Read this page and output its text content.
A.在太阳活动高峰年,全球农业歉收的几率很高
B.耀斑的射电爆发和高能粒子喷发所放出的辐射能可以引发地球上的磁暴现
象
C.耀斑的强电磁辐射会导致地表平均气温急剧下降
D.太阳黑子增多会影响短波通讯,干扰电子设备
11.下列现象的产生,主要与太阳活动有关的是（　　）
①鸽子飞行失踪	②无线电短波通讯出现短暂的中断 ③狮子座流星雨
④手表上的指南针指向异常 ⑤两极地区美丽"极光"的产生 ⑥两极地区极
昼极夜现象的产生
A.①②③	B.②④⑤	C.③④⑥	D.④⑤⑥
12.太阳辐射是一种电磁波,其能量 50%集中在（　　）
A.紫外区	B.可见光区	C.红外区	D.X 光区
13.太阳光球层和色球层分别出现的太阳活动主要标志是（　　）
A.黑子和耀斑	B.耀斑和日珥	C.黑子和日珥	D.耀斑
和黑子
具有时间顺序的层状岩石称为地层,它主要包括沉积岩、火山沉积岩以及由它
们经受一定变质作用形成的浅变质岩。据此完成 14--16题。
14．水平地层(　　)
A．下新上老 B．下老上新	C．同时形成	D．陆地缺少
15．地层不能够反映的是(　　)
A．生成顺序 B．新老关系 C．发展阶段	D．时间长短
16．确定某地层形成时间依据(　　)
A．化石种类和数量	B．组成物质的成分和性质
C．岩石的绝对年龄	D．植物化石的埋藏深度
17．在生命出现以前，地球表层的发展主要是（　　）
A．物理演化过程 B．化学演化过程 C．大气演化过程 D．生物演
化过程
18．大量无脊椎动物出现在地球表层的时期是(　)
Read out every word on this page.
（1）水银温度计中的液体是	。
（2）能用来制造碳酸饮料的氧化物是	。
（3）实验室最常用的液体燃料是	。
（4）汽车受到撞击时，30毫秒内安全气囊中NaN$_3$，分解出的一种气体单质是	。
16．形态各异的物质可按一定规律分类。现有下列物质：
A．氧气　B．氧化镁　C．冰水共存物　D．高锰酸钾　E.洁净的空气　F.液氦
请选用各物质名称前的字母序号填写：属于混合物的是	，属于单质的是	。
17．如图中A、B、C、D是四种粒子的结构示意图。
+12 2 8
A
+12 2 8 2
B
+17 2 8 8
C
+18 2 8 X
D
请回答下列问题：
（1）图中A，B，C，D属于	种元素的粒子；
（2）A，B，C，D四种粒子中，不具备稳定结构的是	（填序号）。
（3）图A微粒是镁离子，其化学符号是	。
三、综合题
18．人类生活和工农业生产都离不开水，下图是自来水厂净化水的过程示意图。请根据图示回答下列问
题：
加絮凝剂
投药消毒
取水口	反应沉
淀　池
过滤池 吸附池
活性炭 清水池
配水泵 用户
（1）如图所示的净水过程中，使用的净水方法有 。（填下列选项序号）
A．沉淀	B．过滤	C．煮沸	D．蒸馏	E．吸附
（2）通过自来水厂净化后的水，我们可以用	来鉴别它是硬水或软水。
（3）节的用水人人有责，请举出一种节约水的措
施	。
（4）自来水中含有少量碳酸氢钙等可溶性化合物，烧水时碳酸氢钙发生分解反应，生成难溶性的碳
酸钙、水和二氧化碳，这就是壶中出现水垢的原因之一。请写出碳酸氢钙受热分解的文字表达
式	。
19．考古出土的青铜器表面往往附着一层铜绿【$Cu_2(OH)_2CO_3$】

■ ■ ■

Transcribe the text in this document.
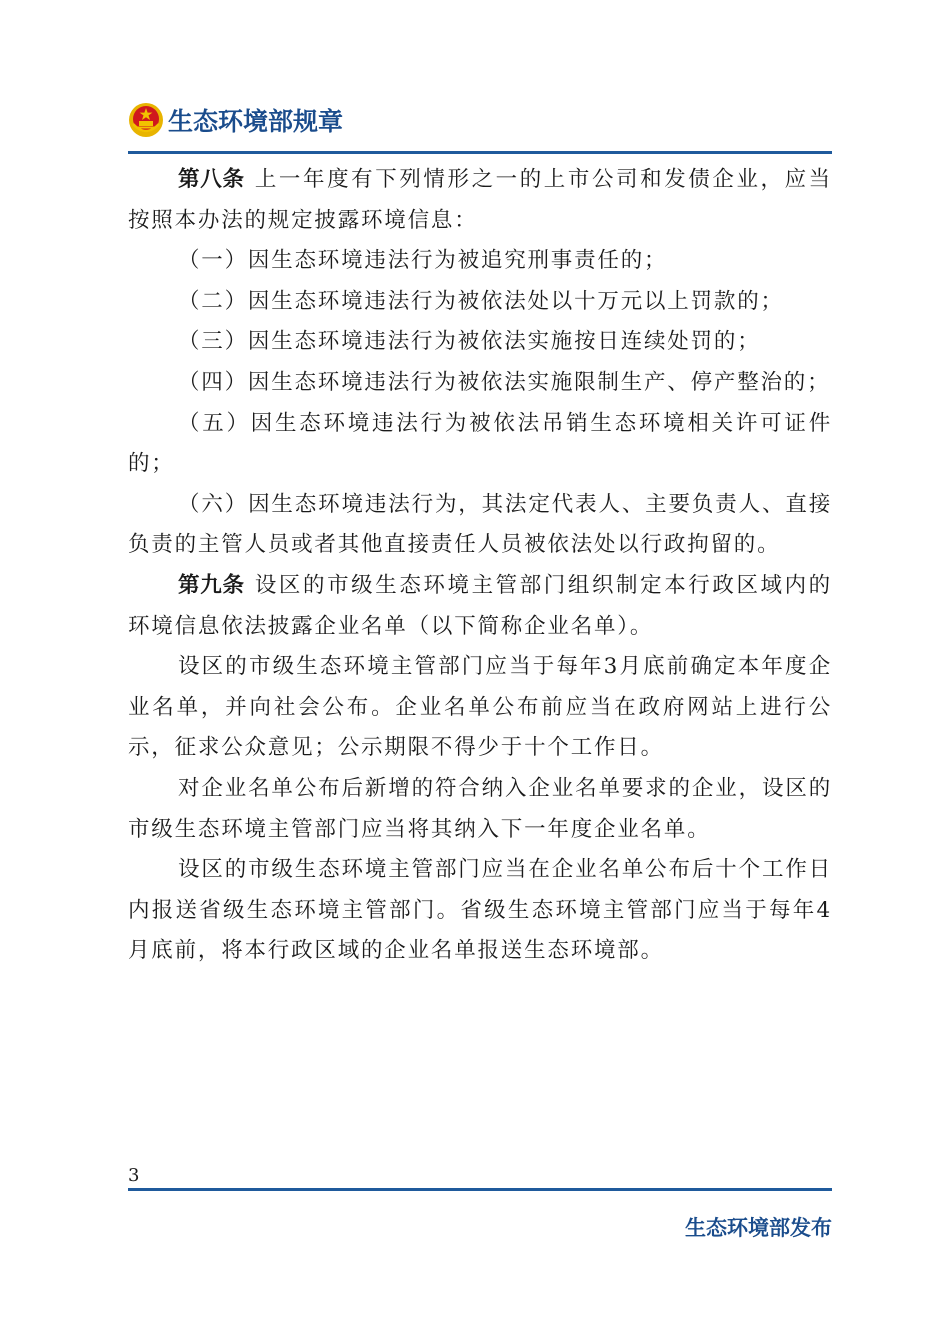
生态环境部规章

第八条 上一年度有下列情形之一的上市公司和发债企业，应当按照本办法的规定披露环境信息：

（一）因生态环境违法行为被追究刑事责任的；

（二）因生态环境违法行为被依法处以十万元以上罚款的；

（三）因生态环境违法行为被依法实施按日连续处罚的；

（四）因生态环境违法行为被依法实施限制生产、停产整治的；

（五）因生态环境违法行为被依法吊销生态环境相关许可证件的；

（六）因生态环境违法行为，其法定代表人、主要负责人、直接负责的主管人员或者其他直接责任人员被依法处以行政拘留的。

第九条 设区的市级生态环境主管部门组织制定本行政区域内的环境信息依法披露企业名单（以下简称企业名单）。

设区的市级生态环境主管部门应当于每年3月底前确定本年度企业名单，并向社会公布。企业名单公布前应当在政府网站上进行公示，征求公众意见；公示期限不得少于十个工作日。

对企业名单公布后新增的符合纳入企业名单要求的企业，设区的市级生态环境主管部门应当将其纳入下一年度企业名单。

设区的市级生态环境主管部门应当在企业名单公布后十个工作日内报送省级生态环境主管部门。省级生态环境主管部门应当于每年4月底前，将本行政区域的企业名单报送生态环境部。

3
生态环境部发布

■ ■ ■

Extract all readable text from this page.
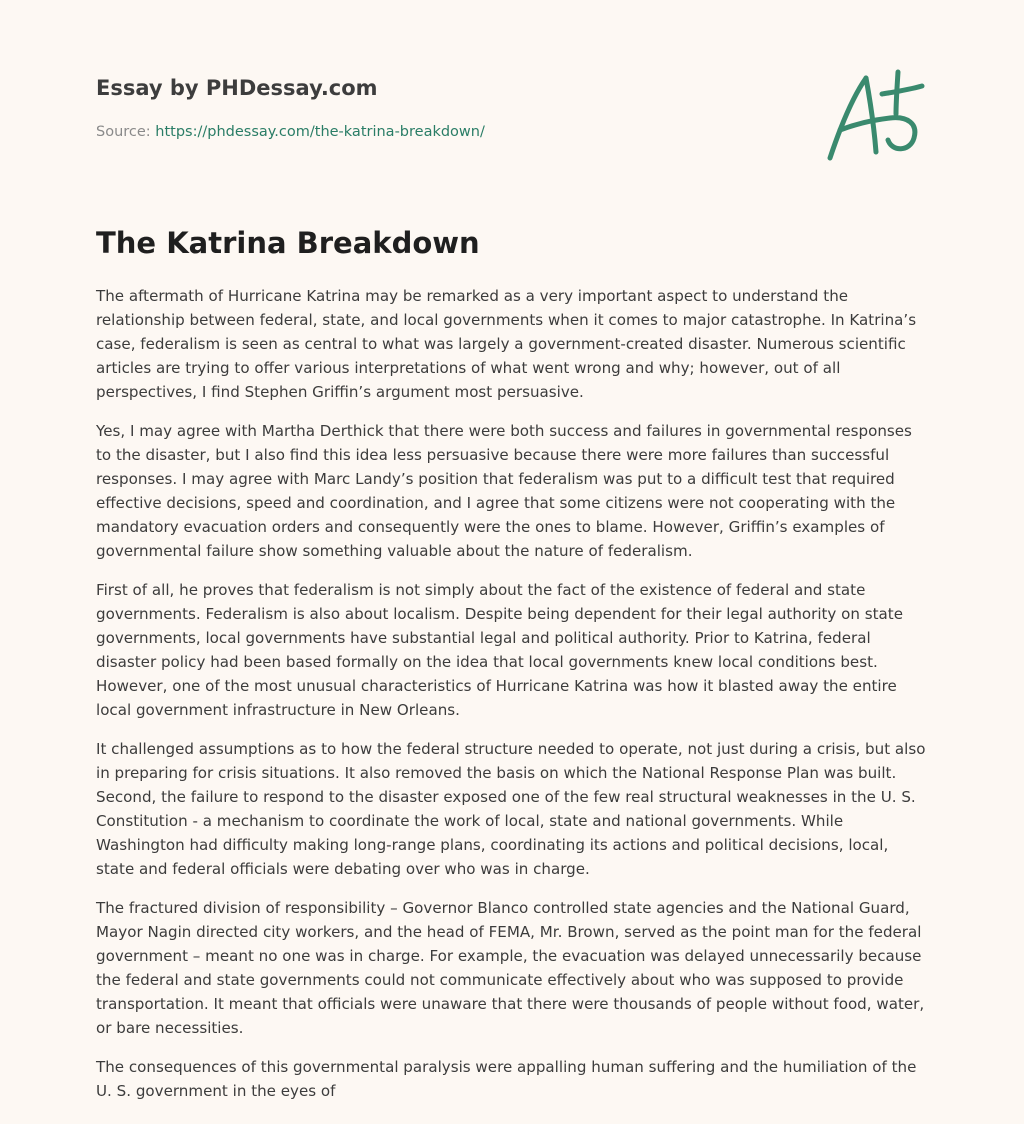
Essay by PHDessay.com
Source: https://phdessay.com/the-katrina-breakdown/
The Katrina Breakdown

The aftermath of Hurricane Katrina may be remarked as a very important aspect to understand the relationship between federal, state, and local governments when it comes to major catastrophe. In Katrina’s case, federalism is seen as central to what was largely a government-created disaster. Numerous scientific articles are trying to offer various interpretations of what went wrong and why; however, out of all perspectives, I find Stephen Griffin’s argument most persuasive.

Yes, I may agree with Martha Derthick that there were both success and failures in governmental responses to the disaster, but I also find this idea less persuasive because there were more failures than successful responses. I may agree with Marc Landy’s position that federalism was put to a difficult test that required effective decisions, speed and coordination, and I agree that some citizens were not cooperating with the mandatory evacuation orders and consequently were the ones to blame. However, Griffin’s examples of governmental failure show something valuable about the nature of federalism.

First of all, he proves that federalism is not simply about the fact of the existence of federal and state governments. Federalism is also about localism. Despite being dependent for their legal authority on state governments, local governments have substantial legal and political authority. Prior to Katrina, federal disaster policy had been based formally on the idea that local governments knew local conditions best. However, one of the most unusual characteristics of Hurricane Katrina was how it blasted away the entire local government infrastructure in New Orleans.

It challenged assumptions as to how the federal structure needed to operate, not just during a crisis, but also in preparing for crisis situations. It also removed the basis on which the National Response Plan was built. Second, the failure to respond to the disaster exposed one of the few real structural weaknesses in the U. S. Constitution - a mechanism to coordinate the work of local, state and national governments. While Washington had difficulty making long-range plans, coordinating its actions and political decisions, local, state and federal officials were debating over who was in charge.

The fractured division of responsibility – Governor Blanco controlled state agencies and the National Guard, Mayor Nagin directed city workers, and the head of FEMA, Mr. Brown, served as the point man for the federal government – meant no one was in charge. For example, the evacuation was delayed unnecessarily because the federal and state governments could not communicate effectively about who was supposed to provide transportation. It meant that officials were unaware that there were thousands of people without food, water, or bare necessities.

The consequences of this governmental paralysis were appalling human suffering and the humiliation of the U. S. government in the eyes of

■ ■ ■

Locate and copy each line in the data above that includes the word "page".

Read this page and output its text content.
Read out every word on this page.
Extract all readable text from this page.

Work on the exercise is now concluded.